__Exercise details__:
Check each line of the listing below for the string "Stock", and copy the ones that have it.

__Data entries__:
>> START
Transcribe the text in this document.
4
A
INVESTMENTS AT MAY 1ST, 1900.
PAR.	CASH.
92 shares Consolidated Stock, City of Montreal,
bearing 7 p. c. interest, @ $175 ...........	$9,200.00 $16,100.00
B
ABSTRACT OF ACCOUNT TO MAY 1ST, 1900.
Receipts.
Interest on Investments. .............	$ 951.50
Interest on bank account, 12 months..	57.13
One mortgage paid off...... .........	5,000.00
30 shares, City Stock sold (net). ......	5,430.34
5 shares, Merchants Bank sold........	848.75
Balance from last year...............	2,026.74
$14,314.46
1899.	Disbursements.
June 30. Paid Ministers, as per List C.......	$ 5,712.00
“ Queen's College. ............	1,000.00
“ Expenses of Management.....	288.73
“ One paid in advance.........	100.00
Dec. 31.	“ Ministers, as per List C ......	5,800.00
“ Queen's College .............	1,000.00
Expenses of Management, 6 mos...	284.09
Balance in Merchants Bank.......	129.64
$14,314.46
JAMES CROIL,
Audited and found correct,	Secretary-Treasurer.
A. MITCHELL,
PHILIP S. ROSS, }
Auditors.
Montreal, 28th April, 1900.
>> END
__Task solution__:
92 shares Consolidated Stock, City of Montreal,
30 shares, City Stock sold (net). ......	5,430.34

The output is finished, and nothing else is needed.